Raw data
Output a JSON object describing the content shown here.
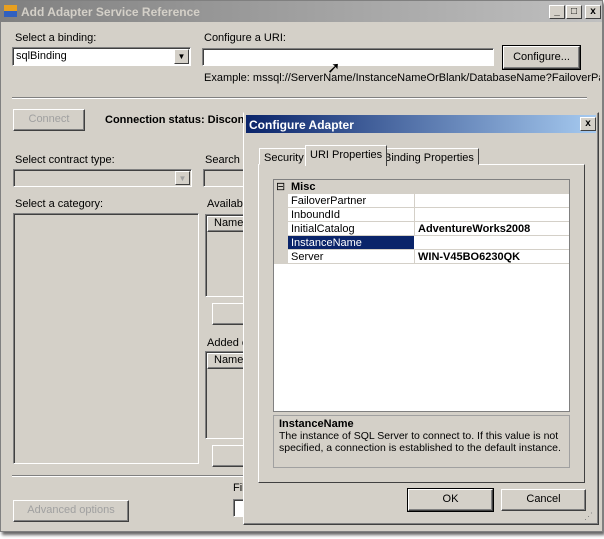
{
  "main": {
    "title": "Add Adapter Service Reference",
    "min": "_",
    "max": "□",
    "close": "x",
    "binding_label": "Select a binding:",
    "binding_value": "sqlBinding",
    "uri_label": "Configure a URI:",
    "uri_value": "",
    "configure_button": "Configure...",
    "example": "Example: mssql://ServerName/InstanceNameOrBlank/DatabaseName?FailoverPartner=pa",
    "connect_button": "Connect",
    "status": "Connection status: Disconn",
    "contract_label": "Select contract type:",
    "search_label": "Search i",
    "category_label": "Select a category:",
    "available_label": "Available",
    "available_col": "Name",
    "added_label": "Added c",
    "added_col": "Name",
    "file_label": "Fil",
    "advanced_button": "Advanced options"
  },
  "dialog": {
    "title": "Configure Adapter",
    "close": "x",
    "tabs": [
      {
        "label": "Security"
      },
      {
        "label": "URI Properties"
      },
      {
        "label": "Binding Properties"
      }
    ],
    "category": "Misc",
    "collapse": "⊟",
    "properties": [
      {
        "name": "FailoverPartner",
        "value": ""
      },
      {
        "name": "InboundId",
        "value": ""
      },
      {
        "name": "InitialCatalog",
        "value": "AdventureWorks2008"
      },
      {
        "name": "InstanceName",
        "value": ""
      },
      {
        "name": "Server",
        "value": "WIN-V45BO6230QK"
      }
    ],
    "desc_title": "InstanceName",
    "desc_text": "The instance of SQL Server to connect to. If this value is not specified, a connection is established to the default instance.",
    "ok": "OK",
    "cancel": "Cancel"
  }
}
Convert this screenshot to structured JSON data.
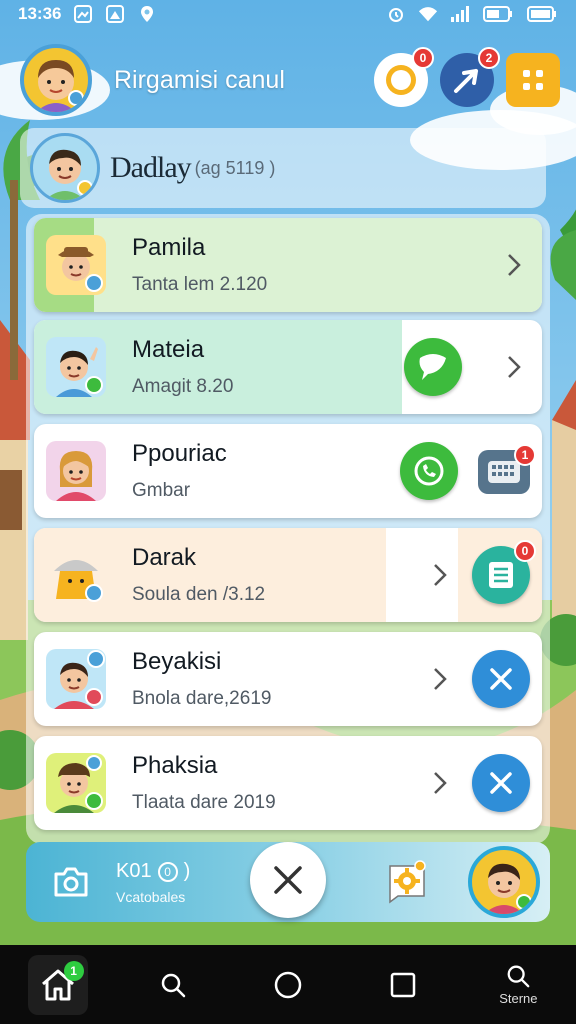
{
  "status_bar": {
    "time": "13:36"
  },
  "header": {
    "title": "Rirgamisi canul",
    "badge_1": "0",
    "badge_2": "2"
  },
  "profile": {
    "name": "Dadlay",
    "sub": "(ag 5119 )"
  },
  "chats": [
    {
      "name": "Pamila",
      "sub": "Tanta lem 2.120",
      "bg": "#d9f3d2"
    },
    {
      "name": "Mateia",
      "sub": "Amagit 8.20",
      "bg": "#cdeedd"
    },
    {
      "name": "Ppouriac",
      "sub": "Gmbar",
      "bg": "#ffffff",
      "action_badge": "1"
    },
    {
      "name": "Darak",
      "sub": "Soula den /3.12",
      "bg": "#fdeedd",
      "action_badge": "0"
    },
    {
      "name": "Beyakisi",
      "sub": "Bnola dare,2619",
      "bg": "#ffffff"
    },
    {
      "name": "Phaksia",
      "sub": "Tlaata dare 2019",
      "bg": "#ffffff"
    }
  ],
  "bottom_card": {
    "count": "K01",
    "count_badge": "0",
    "label": "Vcatobales"
  },
  "nav": {
    "home_badge": "1",
    "search_label": "Sterne"
  },
  "colors": {
    "sky": "#7ec4ea",
    "accent_blue": "#2f8ed8",
    "green_action": "#3dbb3d",
    "teal_action": "#2ab39e",
    "orange_button": "#f6b31f",
    "badge_red": "#e53935"
  }
}
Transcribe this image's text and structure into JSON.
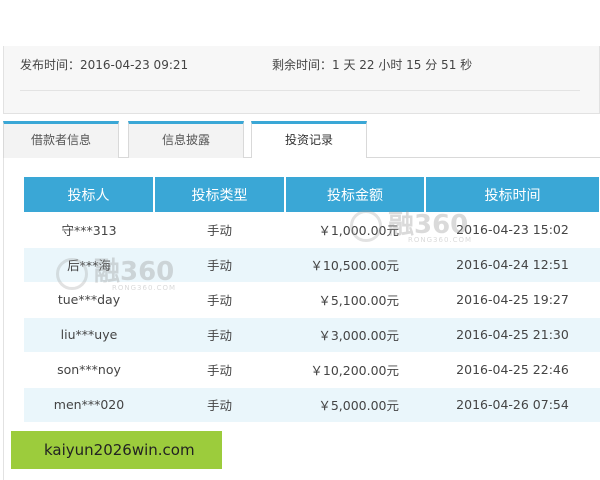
{
  "info": {
    "publish_time": "发布时间：2016-04-23 09:21",
    "remaining_time": "剩余时间：1 天 22 小时 15 分 51 秒"
  },
  "tabs": [
    {
      "label": "借款者信息",
      "active": false
    },
    {
      "label": "信息披露",
      "active": false
    },
    {
      "label": "投资记录",
      "active": true
    }
  ],
  "table": {
    "headers": [
      "投标人",
      "投标类型",
      "投标金额",
      "投标时间"
    ],
    "rows": [
      [
        "守***313",
        "手动",
        "￥1,000.00元",
        "2016-04-23 15:02"
      ],
      [
        "后***海",
        "手动",
        "￥10,500.00元",
        "2016-04-24 12:51"
      ],
      [
        "tue***day",
        "手动",
        "￥5,100.00元",
        "2016-04-25 19:27"
      ],
      [
        "liu***uye",
        "手动",
        "￥3,000.00元",
        "2016-04-25 21:30"
      ],
      [
        "son***noy",
        "手动",
        "￥10,200.00元",
        "2016-04-25 22:46"
      ],
      [
        "men***020",
        "手动",
        "￥5,000.00元",
        "2016-04-26 07:54"
      ]
    ]
  },
  "watermark": {
    "text": "融360",
    "subtext": "RONG360.COM"
  },
  "banner": {
    "text": "kaiyun2026win.com"
  },
  "colors": {
    "accent": "#3aa7d6",
    "row_alt": "#eaf6fb",
    "banner": "#9ccc3c"
  }
}
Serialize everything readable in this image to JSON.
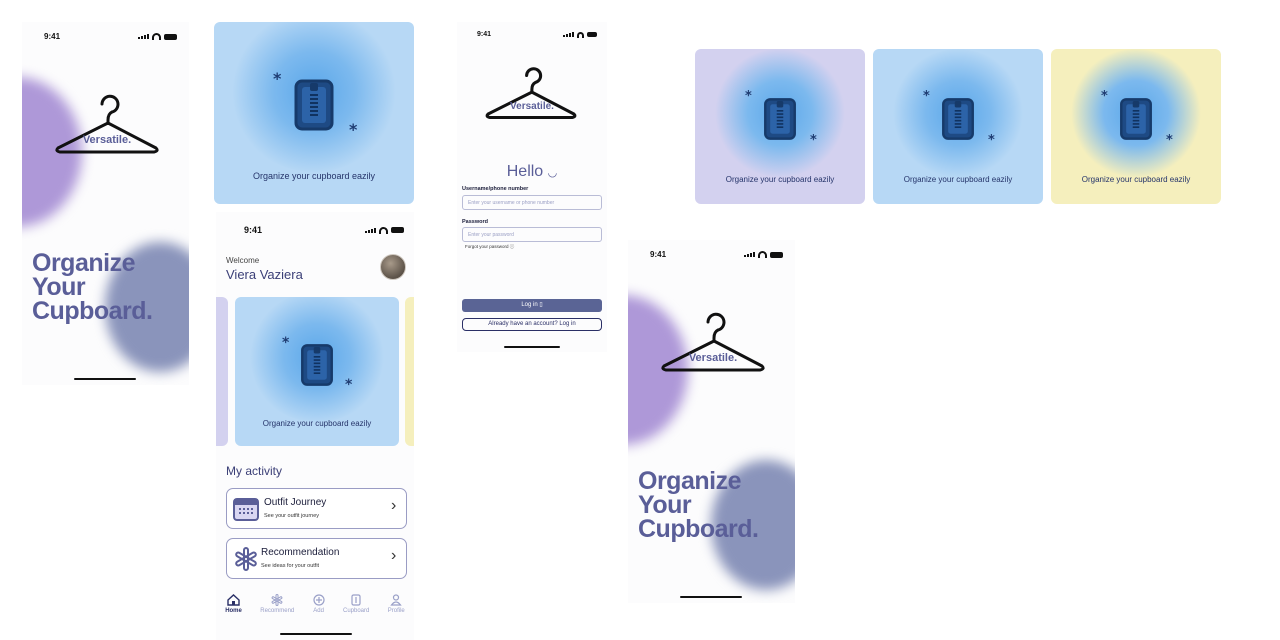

Aim of the exercise
Exactly the lines from the line containing "Transcribe this image's" through the last line of the entries above are to be quoted, both included, and nothing else. Pictures are left out.

Written solution
Transcribe this image's text and structure into JSON.
{
  "info": {
    "publish_time": "发布时间：2016-04-23 09:21",
    "remaining_time": "剩余时间：1 天 22 小时 15 分 51 秒"
  },
  "tabs": [
    {
      "label": "借款者信息",
      "active": false
    },
    {
      "label": "信息披露",
      "active": false
    },
    {
      "label": "投资记录",
      "active": true
    }
  ],
  "table": {
    "headers": [
      "投标人",
      "投标类型",
      "投标金额",
      "投标时间"
    ],
    "rows": [
      [
        "守***313",
        "手动",
        "￥1,000.00元",
        "2016-04-23 15:02"
      ],
      [
        "后***海",
        "手动",
        "￥10,500.00元",
        "2016-04-24 12:51"
      ],
      [
        "tue***day",
        "手动",
        "￥5,100.00元",
        "2016-04-25 19:27"
      ],
      [
        "liu***uye",
        "手动",
        "￥3,000.00元",
        "2016-04-25 21:30"
      ],
      [
        "son***noy",
        "手动",
        "￥10,200.00元",
        "2016-04-25 22:46"
      ],
      [
        "men***020",
        "手动",
        "￥5,000.00元",
        "2016-04-26 07:54"
      ]
    ]
  },
  "watermark": {
    "text": "融360",
    "subtext": "RONG360.COM"
  },
  "banner": {
    "text": "kaiyun2026win.com"
  },
  "colors": {
    "accent": "#3aa7d6",
    "row_alt": "#eaf6fb",
    "banner": "#9ccc3c"
  }
}
Serialize everything readable in this image to JSON.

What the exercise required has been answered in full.